Gather all lines in the records below that include the word "name".
◇ ◇ ◇ ◇ ◇
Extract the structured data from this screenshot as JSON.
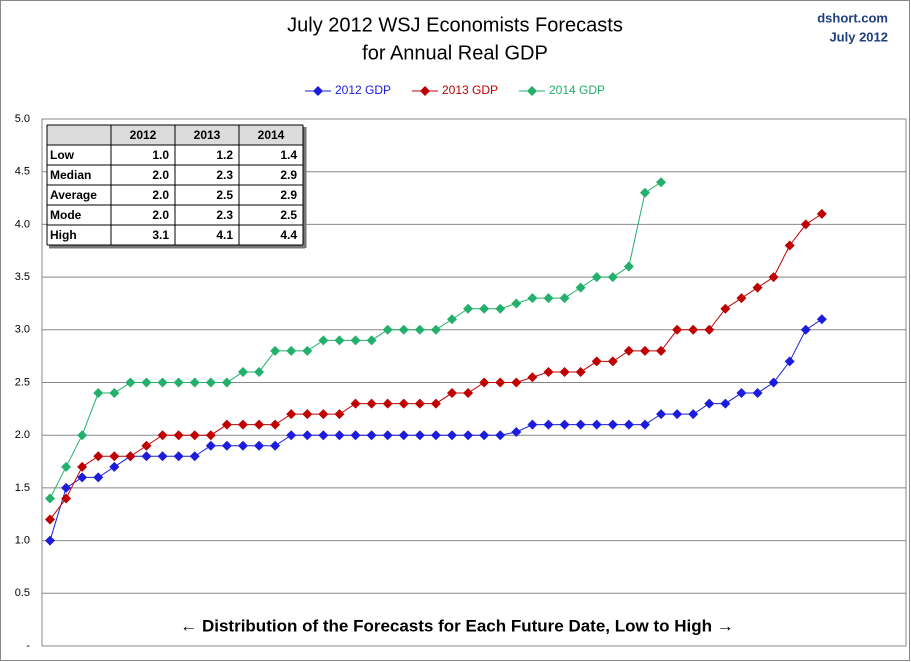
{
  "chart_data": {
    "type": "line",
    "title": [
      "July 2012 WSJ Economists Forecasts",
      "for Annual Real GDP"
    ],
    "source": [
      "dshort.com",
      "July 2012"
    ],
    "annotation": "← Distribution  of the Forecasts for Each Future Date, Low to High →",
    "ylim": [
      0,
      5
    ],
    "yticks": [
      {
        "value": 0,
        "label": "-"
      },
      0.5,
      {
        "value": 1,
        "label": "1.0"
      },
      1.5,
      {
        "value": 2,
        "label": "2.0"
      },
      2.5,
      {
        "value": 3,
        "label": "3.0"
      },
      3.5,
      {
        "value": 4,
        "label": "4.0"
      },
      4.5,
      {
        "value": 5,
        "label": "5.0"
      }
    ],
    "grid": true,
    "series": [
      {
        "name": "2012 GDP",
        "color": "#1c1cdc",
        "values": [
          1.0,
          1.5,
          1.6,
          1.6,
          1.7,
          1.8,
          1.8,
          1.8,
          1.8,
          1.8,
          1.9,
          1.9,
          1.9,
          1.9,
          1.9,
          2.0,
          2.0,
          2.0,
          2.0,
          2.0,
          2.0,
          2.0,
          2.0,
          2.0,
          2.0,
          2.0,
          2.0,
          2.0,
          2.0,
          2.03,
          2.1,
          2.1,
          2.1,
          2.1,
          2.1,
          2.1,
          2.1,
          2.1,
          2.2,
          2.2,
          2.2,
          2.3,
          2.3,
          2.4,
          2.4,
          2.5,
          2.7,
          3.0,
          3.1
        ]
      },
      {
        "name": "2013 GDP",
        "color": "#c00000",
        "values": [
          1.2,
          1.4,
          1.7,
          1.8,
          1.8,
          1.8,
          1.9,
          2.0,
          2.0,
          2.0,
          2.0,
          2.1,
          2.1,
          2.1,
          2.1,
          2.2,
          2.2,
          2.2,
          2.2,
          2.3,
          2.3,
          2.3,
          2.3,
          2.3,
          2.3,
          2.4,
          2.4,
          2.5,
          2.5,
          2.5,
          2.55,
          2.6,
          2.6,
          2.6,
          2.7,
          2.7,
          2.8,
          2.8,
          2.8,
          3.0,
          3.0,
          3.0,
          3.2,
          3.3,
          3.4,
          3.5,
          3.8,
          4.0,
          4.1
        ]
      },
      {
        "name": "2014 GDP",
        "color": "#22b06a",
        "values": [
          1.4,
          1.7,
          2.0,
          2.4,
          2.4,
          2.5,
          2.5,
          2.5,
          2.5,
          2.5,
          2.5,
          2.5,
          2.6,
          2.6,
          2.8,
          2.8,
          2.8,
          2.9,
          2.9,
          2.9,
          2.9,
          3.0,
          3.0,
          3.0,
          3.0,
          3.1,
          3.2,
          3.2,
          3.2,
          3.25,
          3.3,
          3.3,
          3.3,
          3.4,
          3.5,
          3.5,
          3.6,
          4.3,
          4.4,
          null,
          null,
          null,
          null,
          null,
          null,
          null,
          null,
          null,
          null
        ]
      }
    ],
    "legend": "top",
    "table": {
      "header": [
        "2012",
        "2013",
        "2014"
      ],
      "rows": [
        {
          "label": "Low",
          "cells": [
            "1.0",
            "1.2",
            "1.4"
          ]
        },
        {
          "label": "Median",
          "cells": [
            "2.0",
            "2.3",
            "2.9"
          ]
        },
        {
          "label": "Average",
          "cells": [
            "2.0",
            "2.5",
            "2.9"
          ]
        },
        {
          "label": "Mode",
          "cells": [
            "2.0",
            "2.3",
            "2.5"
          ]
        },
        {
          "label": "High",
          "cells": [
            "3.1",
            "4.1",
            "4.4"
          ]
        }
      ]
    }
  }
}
◇ ◇ ◇ ◇ ◇
> SOLUTION BELOW:
        "name": "2012 GDP",
        "name": "2013 GDP",
        "name": "2014 GDP",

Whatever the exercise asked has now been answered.